Michelle
Steinbeck
Autorin

Michelle Steinbeck, geboren in Lenzburg, aufgewachsen in Zürich, ist Autorin, arbeitet als leitende Redakteurin der Fabrikzeitung und schreibt als Kolumnistin für die WOZ.

Ihr Debütroman ‹Mein Vater war ein Mann an Land und im Wasser ein Walfisch›, erschien im Lenos Verlag, 2016, und war nominiert für den Deutschen sowie den Schweizer Buchpreis. 2018 folgte der Gedichtband ‹Eingesperrte Vögel singen mehr› bei Voland & Quist. Ihre Bücher wurden in mehrere Sprachen übersetzt.

++++++

▸ **MATERIAL ERKUNDEN**
[1] Prüfen Sie, ob die Aussagen (a) bis (c) mit dem Textausschnitt über Michelle Steinbeck übereinstimmen. Antworten Sie jeweils mit Ja oder Nein und zitieren Sie die entscheidenden Worte wörtlich. (a) Michelle Steinbeck wurde in Zürich geboren. (b) Ihr Debütroman erschien 2016 im Lenos Verlag. (c) Ihr Gedichtband wurde bei Voland & Quist veröffentlicht.
[2] Führen Sie den Textausschnitt über Michelle Steinbeck im Anschluss an seinen letzten Satz weiter.
Die anschließenden Zeilen stehen in keinem Zusammenhang mit dem Textausschnitt über Michelle Steinbeck.

++++++

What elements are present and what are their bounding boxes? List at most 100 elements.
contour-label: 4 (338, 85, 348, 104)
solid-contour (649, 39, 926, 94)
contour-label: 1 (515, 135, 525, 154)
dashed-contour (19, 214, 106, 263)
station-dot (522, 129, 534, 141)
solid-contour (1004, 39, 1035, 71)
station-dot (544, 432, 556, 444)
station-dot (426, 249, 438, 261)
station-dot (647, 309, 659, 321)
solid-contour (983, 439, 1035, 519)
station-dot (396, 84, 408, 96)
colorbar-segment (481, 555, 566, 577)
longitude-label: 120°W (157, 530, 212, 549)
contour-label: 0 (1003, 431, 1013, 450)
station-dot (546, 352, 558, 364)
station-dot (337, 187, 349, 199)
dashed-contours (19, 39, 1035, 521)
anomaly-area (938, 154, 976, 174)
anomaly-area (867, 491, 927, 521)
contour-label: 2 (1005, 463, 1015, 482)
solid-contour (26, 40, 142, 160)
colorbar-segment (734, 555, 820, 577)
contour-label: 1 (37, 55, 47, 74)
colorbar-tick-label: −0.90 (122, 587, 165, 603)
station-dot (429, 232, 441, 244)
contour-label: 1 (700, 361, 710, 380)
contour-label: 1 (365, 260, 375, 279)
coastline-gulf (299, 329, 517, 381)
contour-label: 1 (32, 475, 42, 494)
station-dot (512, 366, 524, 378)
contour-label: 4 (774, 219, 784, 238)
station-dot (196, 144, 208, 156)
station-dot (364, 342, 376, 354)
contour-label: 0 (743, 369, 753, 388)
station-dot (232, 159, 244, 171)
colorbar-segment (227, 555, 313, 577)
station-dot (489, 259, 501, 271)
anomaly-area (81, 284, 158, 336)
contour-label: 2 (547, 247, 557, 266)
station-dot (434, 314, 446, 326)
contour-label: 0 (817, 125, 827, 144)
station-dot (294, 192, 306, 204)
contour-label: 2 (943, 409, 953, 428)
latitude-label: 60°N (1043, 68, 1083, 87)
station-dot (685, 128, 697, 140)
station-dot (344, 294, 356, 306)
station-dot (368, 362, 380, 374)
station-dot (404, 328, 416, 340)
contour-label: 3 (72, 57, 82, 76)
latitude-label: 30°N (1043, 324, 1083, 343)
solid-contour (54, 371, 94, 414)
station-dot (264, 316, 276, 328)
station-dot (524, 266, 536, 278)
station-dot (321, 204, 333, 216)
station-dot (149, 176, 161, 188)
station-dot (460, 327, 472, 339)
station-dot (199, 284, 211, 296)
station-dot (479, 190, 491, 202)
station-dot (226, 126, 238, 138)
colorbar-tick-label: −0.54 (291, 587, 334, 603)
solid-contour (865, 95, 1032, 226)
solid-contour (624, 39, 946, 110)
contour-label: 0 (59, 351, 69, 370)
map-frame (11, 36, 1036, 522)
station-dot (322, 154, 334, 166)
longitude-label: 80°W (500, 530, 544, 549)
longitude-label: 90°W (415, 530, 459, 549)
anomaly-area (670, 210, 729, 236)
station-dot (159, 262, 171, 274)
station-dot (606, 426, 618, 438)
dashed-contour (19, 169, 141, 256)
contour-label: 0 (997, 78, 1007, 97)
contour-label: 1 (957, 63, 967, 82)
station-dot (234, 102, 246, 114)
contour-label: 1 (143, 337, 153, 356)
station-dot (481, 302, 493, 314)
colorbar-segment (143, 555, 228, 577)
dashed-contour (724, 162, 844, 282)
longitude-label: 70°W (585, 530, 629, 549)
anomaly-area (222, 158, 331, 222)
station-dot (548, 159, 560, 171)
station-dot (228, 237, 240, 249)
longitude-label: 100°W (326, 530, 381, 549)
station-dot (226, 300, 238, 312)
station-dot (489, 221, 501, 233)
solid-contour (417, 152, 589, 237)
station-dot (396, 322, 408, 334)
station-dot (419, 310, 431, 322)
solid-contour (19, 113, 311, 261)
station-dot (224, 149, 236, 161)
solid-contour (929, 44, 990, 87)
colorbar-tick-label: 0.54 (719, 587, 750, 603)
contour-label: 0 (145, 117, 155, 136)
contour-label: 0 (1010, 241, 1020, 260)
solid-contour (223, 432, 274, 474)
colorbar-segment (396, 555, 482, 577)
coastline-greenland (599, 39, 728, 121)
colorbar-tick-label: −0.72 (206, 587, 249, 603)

++++++

▸ **LÖSUNGEN DER AUFGABEN**
[1]
(a) Nein: „geboren in Lenzburg, aufgewachsen in Zürich“
(b) Ja: „erschien im Lenos Verlag, 2016“
(c) Ja: „2018 folgte der Gedichtband ‹Eingesperrte Vögel singen mehr› bei Voland & Quist“

[2]
Fürs Neue Theater in Dornach schrieb sie u. a. die Trilogie ‹Chroniken von Dornach›, die lokalhistorische Ereignisse neu aufrollt und alternative Geschichte schreibt. 2018, 2019 und 2020 wurden die Stücke unter der Regie von Jonas Darvas uraufgeführt. Mit demselben und Daniel Wernli gründete Steinbeck das interdisziplinäre Kollektiv Drimäie. Drimäie, erfand und erforschte Partizipative Narrationsräume in Basel und im World Wide Web – etwa das Gentrifizierungs-Stadtspiel ‹Bebbi Ärger Dich!›

Zusammen mit Katja Brunner, Anaïs Meier, Gianna Molinari, Sarah Müller, Tabea Steiner und Julia Weber ist sie Mitbegründerin des feministischen Autorinnenkollektiv RAUF. Steinbeck studierte Literarisches Schreiben am Schweizerischen Literaturinstitut in Biel und studiert derzeit Soziologie und Philosophie an der Universität Basel.